*Work task*: From the entries below, copy out all lines holding "caption".
○ ○ ○
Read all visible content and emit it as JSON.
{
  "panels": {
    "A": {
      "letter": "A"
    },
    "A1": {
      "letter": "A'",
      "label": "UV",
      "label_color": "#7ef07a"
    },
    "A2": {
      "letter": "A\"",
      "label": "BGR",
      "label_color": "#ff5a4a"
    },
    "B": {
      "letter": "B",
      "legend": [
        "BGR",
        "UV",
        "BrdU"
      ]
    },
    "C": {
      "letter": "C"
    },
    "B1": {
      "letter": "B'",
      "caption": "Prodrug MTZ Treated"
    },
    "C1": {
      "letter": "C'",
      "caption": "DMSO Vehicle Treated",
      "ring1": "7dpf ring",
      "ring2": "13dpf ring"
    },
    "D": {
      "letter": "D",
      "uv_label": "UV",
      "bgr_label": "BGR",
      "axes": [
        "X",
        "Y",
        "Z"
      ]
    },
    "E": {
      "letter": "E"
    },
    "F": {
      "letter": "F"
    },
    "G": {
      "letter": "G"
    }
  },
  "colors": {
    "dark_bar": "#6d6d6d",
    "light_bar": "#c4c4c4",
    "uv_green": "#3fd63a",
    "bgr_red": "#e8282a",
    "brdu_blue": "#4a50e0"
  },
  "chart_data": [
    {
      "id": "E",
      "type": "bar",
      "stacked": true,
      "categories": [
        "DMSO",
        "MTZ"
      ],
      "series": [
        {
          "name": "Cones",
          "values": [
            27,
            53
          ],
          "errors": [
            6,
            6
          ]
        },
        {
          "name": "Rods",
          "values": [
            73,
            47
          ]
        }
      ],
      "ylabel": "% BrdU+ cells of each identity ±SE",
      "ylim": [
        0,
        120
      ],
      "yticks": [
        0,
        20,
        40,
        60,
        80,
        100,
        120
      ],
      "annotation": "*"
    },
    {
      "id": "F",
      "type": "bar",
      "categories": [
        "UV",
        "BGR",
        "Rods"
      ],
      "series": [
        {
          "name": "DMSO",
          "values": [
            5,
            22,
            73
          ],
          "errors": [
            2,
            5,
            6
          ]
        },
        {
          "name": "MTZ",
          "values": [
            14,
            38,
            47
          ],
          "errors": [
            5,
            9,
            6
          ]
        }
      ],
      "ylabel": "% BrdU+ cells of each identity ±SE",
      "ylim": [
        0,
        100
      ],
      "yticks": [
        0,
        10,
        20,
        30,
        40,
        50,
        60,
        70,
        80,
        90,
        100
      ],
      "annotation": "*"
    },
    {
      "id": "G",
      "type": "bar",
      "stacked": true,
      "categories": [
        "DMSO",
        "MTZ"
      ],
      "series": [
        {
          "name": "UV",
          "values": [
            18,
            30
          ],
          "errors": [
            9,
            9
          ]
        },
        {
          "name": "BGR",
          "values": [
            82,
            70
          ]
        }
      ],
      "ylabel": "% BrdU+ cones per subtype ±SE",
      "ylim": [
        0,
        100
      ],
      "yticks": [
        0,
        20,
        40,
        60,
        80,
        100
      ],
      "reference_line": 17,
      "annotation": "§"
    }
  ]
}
○ ○ ○
*Response below*:
      "caption": "Prodrug MTZ Treated"
      "caption": "DMSO Vehicle Treated",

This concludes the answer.